Take the lines from the one containing "Transcribe the text in this document." through the final line below and restate them exactly. Omit the pictures.

--- BEGIN Extracted records ---

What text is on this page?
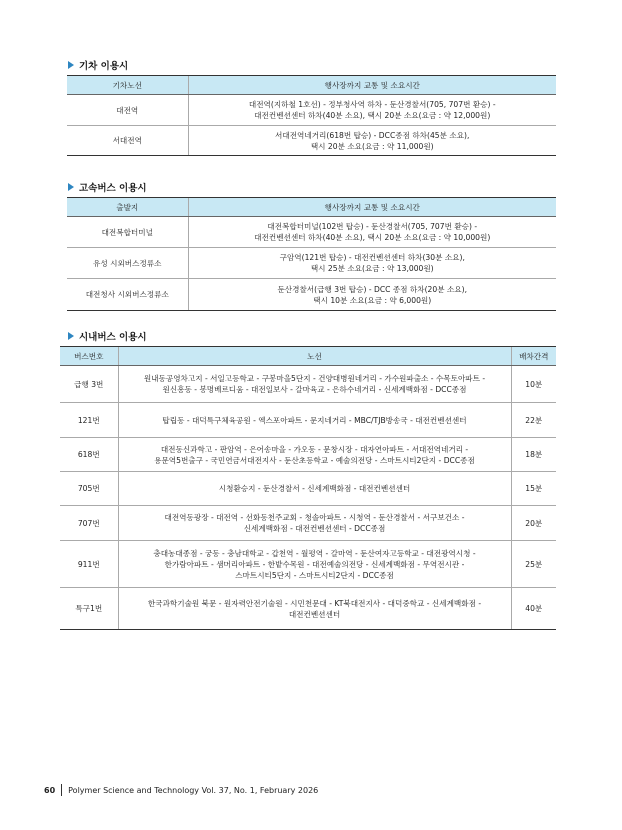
기차 이용시
기차노선	행사장까지 교통 및 소요시간
대전역	대전역(지하철 1호선) - 정부청사역 하차 - 둔산경찰서(705, 707번 환승) -
대전컨벤션센터 하차(40분 소요), 택시 20분 소요(요금 : 약 12,000원)
서대전역	서대전역네거리(618번 탑승) - DCC종점 하차(45분 소요),
택시 20분 소요(요금 : 약 11,000원)
고속버스 이용시
출발지	행사장까지 교통 및 소요시간
대전복합터미널	대전복합터미널(102번 탑승) - 둔산경찰서(705, 707번 환승) -
대전컨벤션센터 하차(40분 소요), 택시 20분 소요(요금 : 약 10,000원)
유성 시외버스정류소	구암역(121번 탑승) - 대전컨벤션센터 하차(30분 소요),
택시 25분 소요(요금 : 약 13,000원)
대전청사 시외버스정류소	둔산경찰서(급행 3번 탑승) - DCC 종점 하차(20분 소요),
택시 10분 소요(요금 : 약 6,000원)
시내버스 이용시
버스번호	노선	배차간격
급행 3번	원내동공영차고지 - 서일고등학교 - 구봉마을5단지 - 건양대병원네거리 - 가수원파출소 - 수목토아파트 -
원신흥동 - 봉명베르디움 - 대전일보사 - 갈마육교 - 은하수네거리 - 신세계백화점 - DCC종점	10분
121번	탑립동 - 대덕특구체육공원 - 엑스포아파트 - 문지네거리 - MBC/TJB방송국 - 대전컨벤션센터	22분
618번	대전동신과학고 - 판암역 - 은어송마을 - 가오동 - 문창시장 - 대자연아파트 - 서대전역네거리 -
용문역5번출구 - 국민연금서대전지사 - 둔산초등학교 - 예술의전당 - 스마트시티2단지 - DCC종점	18분
705번	시청환승지 - 둔산경찰서 - 신세계백화점 - 대전컨벤션센터	15분
707번	대전역동광장 - 대전역 - 선화동천주교회 - 청솔아파트 - 시청역 - 둔산경찰서 - 서구보건소 -
신세계백화점 - 대전컨벤션센터 - DCC종점	20분
911번	충대농대종점 - 궁동 - 충남대학교 - 갑천역 - 월평역 - 갈마역 - 둔산여자고등학교 - 대전광역시청 -
한가람아파트 - 샘머리아파트 - 한밭수목원 - 대전예술의전당 - 신세계백화점 - 무역전시관 -
스마트시티5단지 - 스마트시티2단지 - DCC종점	25분
특구1번	한국과학기술원 북문 - 원자력안전기술원 - 시민천문대 - KT북대전지사 - 대덕중학교 - 신세계백화점 -
대전컨벤션센터	40분
60 Polymer Science and Technology Vol. 37, No. 1, February 2026
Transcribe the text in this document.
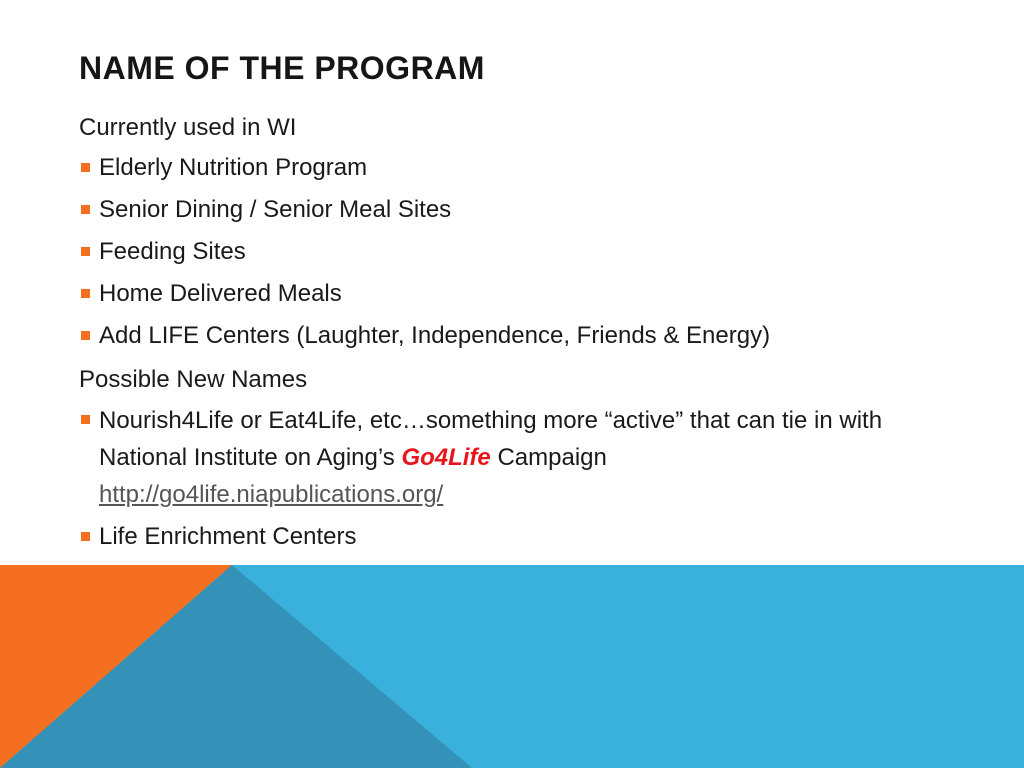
NAME OF THE PROGRAM
Currently used in WI
Elderly Nutrition Program
Senior Dining / Senior Meal Sites
Feeding Sites
Home Delivered Meals
Add LIFE Centers (Laughter, Independence, Friends & Energy)
Possible New Names
Nourish4Life or Eat4Life, etc…something more “active” that can tie in with National Institute on Aging’s Go4Life Campaign
http://go4life.niapublications.org/
Life Enrichment Centers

--- END Extracted records ---

#### [Written reply]
Transcribe the text in this document.
NAME OF THE PROGRAM
Currently used in WI
Elderly Nutrition Program
Senior Dining / Senior Meal Sites
Feeding Sites
Home Delivered Meals
Add LIFE Centers (Laughter, Independence, Friends & Energy)
Possible New Names
Nourish4Life or Eat4Life, etc…something more “active” that can tie in with National Institute on Aging’s Go4Life Campaign
http://go4life.niapublications.org/
Life Enrichment Centers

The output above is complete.